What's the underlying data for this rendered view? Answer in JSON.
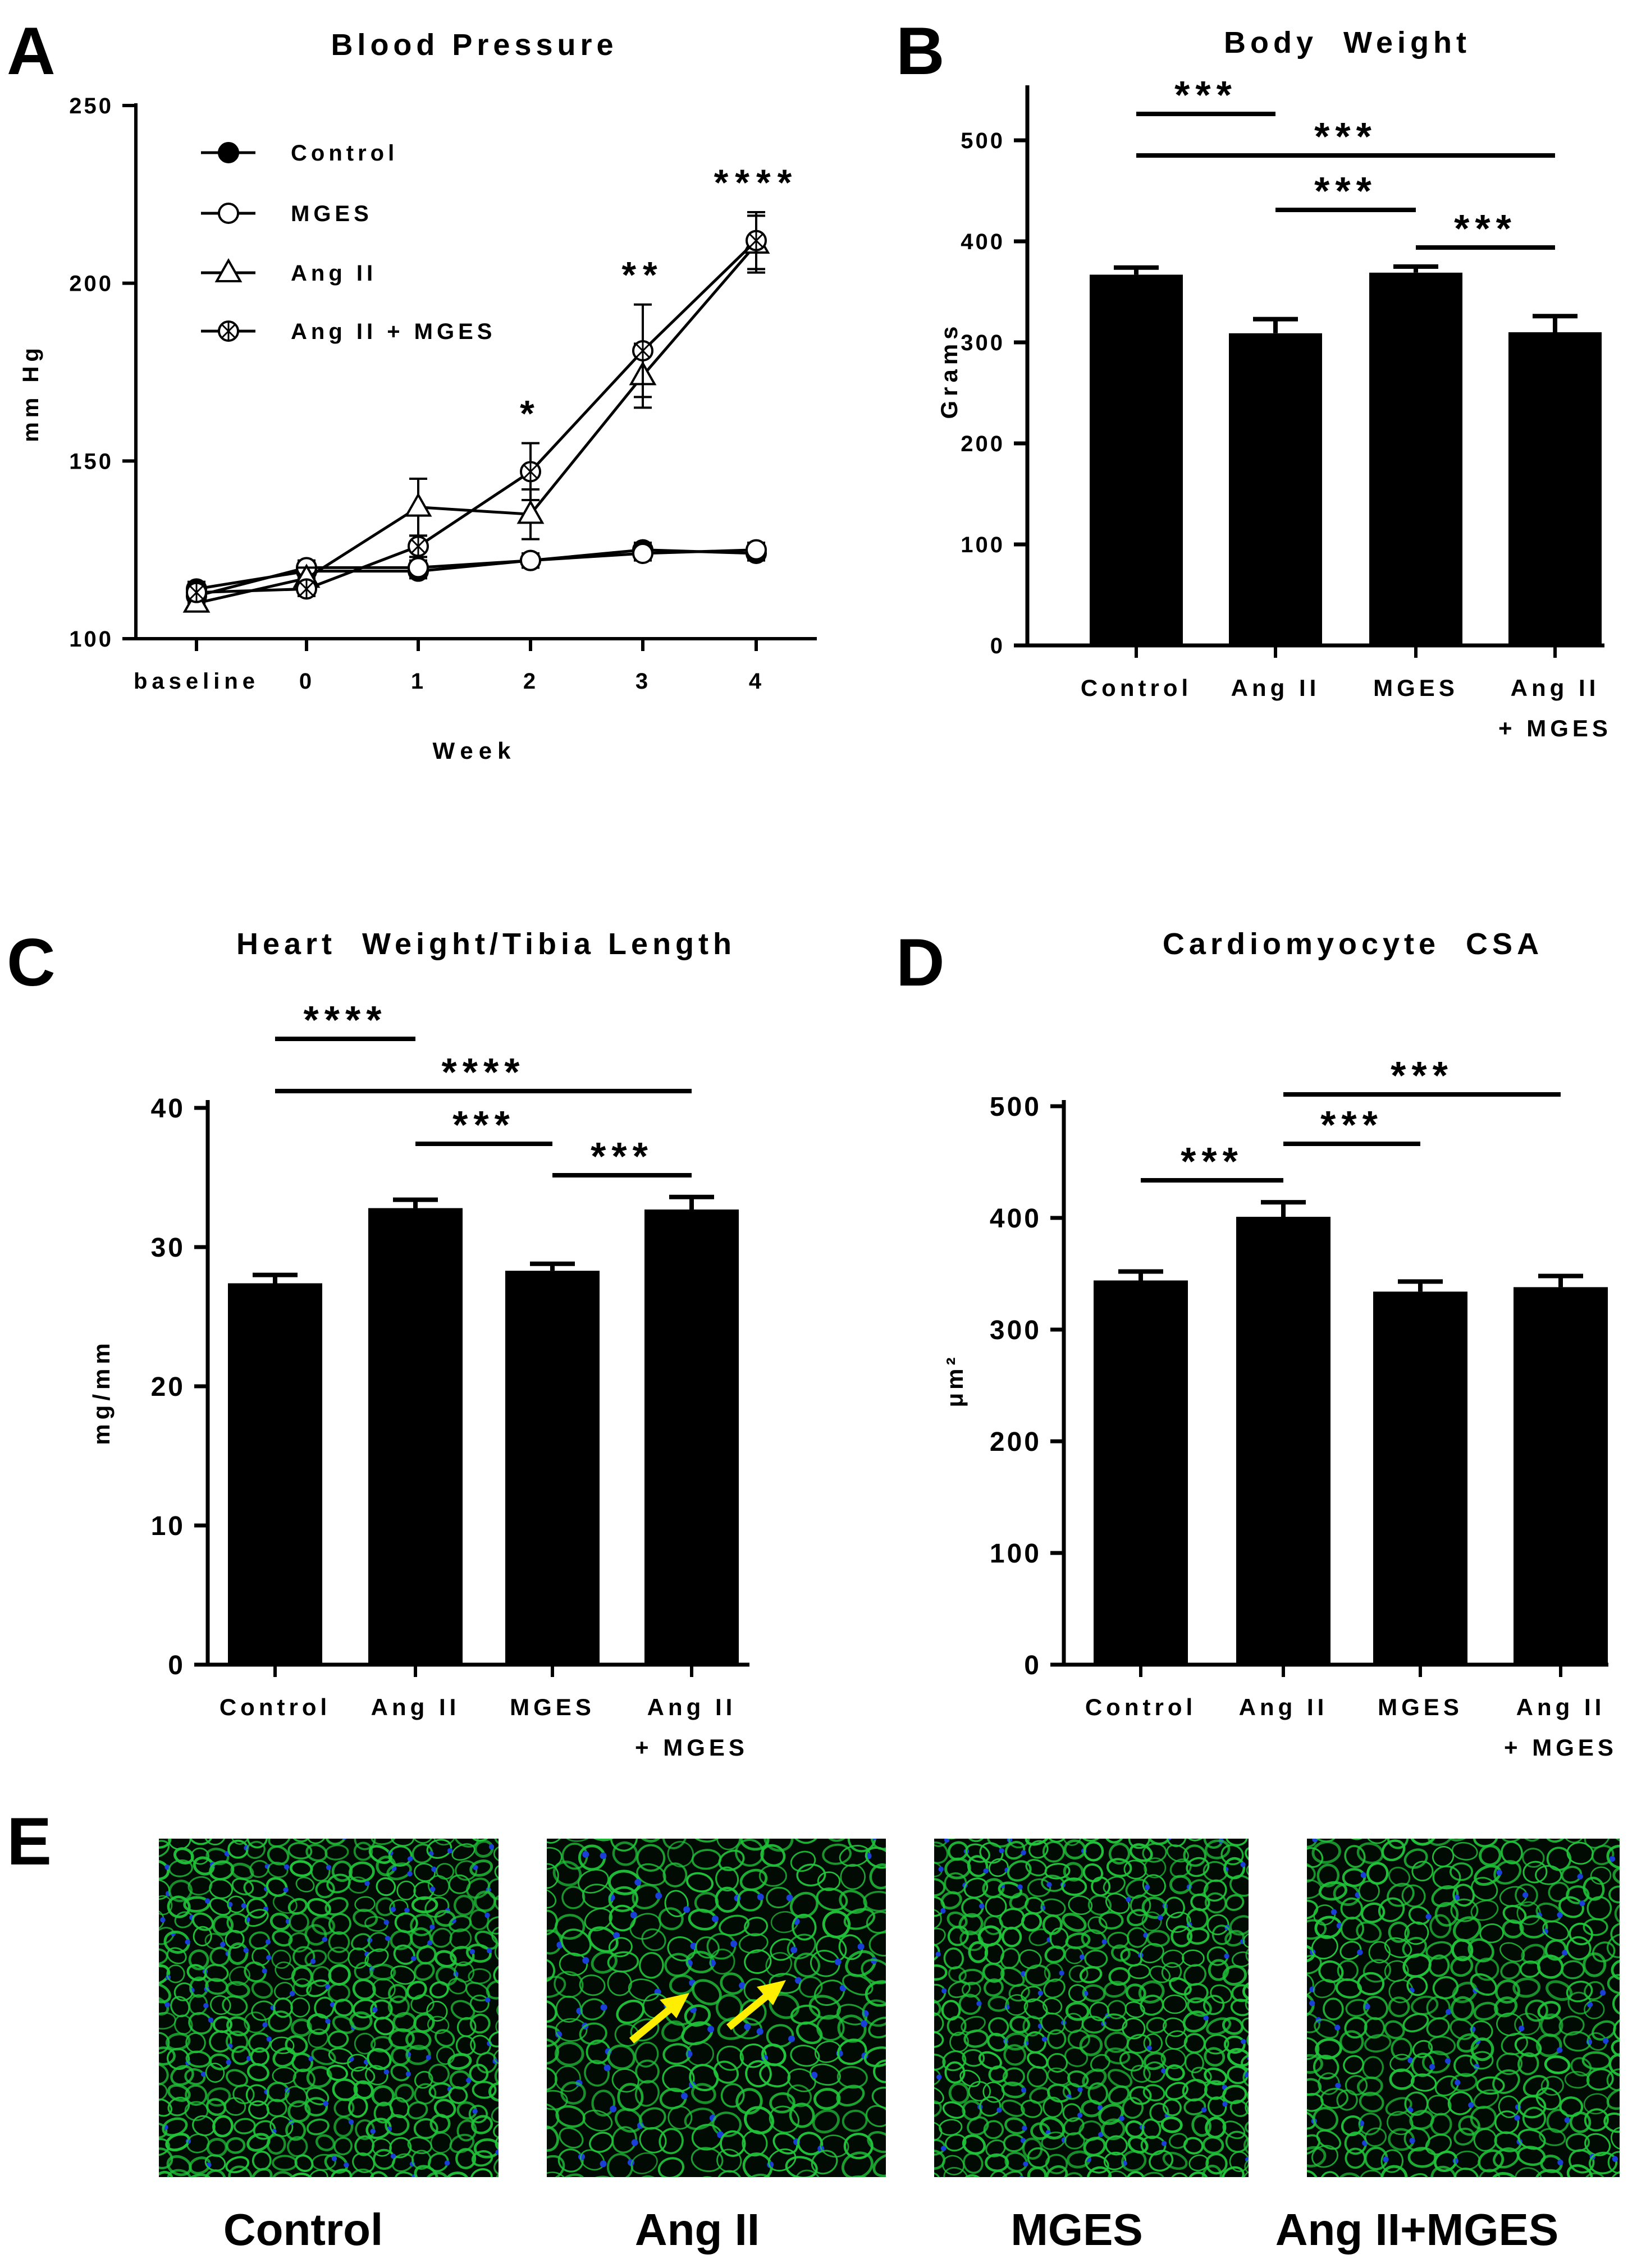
{
  "figure": {
    "panel_letters": [
      "A",
      "B",
      "C",
      "D",
      "E"
    ]
  },
  "chart_data": [
    {
      "panel": "A",
      "type": "line",
      "title": "Blood Pressure",
      "xlabel": "Week",
      "ylabel": "mm Hg",
      "categories": [
        "baseline",
        "0",
        "1",
        "2",
        "3",
        "4"
      ],
      "ylim": [
        100,
        250
      ],
      "yticks": [
        100,
        150,
        200,
        250
      ],
      "grid": false,
      "legend_position": "top-left",
      "series": [
        {
          "name": "Control",
          "marker": "filled-circle",
          "values": [
            114,
            119,
            119,
            122,
            125,
            124
          ],
          "errors": [
            2,
            2,
            2,
            2,
            2,
            2
          ]
        },
        {
          "name": "MGES",
          "marker": "open-circle",
          "values": [
            112,
            120,
            120,
            122,
            124,
            125
          ],
          "errors": [
            2,
            2,
            2,
            2,
            2,
            2
          ]
        },
        {
          "name": "Ang II",
          "marker": "open-triangle",
          "values": [
            110,
            117,
            137,
            135,
            174,
            211
          ],
          "errors": [
            2,
            3,
            8,
            7,
            9,
            8
          ]
        },
        {
          "name": "Ang II + MGES",
          "marker": "crossed-circle",
          "values": [
            113,
            114,
            126,
            147,
            181,
            212
          ],
          "errors": [
            2,
            2,
            3,
            8,
            13,
            8
          ]
        }
      ],
      "significance": [
        {
          "category": "2",
          "label": "*"
        },
        {
          "category": "3",
          "label": "**"
        },
        {
          "category": "4",
          "label": "****"
        }
      ]
    },
    {
      "panel": "B",
      "type": "bar",
      "title": "Body  Weight",
      "ylabel": "Grams",
      "categories": [
        [
          "Control"
        ],
        [
          "Ang II"
        ],
        [
          "MGES"
        ],
        [
          "Ang II",
          "+ MGES"
        ]
      ],
      "values": [
        367,
        309,
        369,
        310
      ],
      "errors": [
        7,
        14,
        6,
        16
      ],
      "ylim": [
        0,
        500
      ],
      "yticks": [
        0,
        100,
        200,
        300,
        400,
        500
      ],
      "comparisons": [
        {
          "from": 0,
          "to": 1,
          "label": "***"
        },
        {
          "from": 0,
          "to": 3,
          "label": "***"
        },
        {
          "from": 1,
          "to": 2,
          "label": "***"
        },
        {
          "from": 2,
          "to": 3,
          "label": "***"
        }
      ]
    },
    {
      "panel": "C",
      "type": "bar",
      "title": "Heart  Weight/Tibia Length",
      "ylabel": "mg/mm",
      "categories": [
        [
          "Control"
        ],
        [
          "Ang II"
        ],
        [
          "MGES"
        ],
        [
          "Ang II",
          "+ MGES"
        ]
      ],
      "values": [
        27.4,
        32.8,
        28.3,
        32.7
      ],
      "errors": [
        0.6,
        0.6,
        0.5,
        0.9
      ],
      "ylim": [
        0,
        40
      ],
      "yticks": [
        0,
        10,
        20,
        30,
        40
      ],
      "comparisons": [
        {
          "from": 0,
          "to": 1,
          "label": "****"
        },
        {
          "from": 0,
          "to": 3,
          "label": "****"
        },
        {
          "from": 1,
          "to": 2,
          "label": "***"
        },
        {
          "from": 2,
          "to": 3,
          "label": "***"
        }
      ]
    },
    {
      "panel": "D",
      "type": "bar",
      "title": "Cardiomyocyte  CSA",
      "ylabel": "μm²",
      "categories": [
        [
          "Control"
        ],
        [
          "Ang II"
        ],
        [
          "MGES"
        ],
        [
          "Ang II",
          "+ MGES"
        ]
      ],
      "values": [
        344,
        401,
        334,
        338
      ],
      "errors": [
        8,
        13,
        9,
        10
      ],
      "ylim": [
        0,
        500
      ],
      "yticks": [
        0,
        100,
        200,
        300,
        400,
        500
      ],
      "comparisons": [
        {
          "from": 0,
          "to": 1,
          "label": "***"
        },
        {
          "from": 1,
          "to": 2,
          "label": "***"
        },
        {
          "from": 1,
          "to": 3,
          "label": "***"
        }
      ]
    }
  ],
  "micrographs": {
    "panel": "E",
    "captions": [
      "Control",
      "Ang II",
      "MGES",
      "Ang II+MGES"
    ],
    "colors": {
      "background": "#020a04",
      "membrane": "#21c43a",
      "nucleus": "#1a3fd8",
      "arrow": "#ffee00"
    }
  }
}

* [Your task]: Locate and copy each line in the data above that includes the word "title".

* [Worked answer]:
      "title": "Blood Pressure",
      "title": "Body  Weight",
      "title": "Heart  Weight/Tibia Length",
      "title": "Cardiomyocyte  CSA",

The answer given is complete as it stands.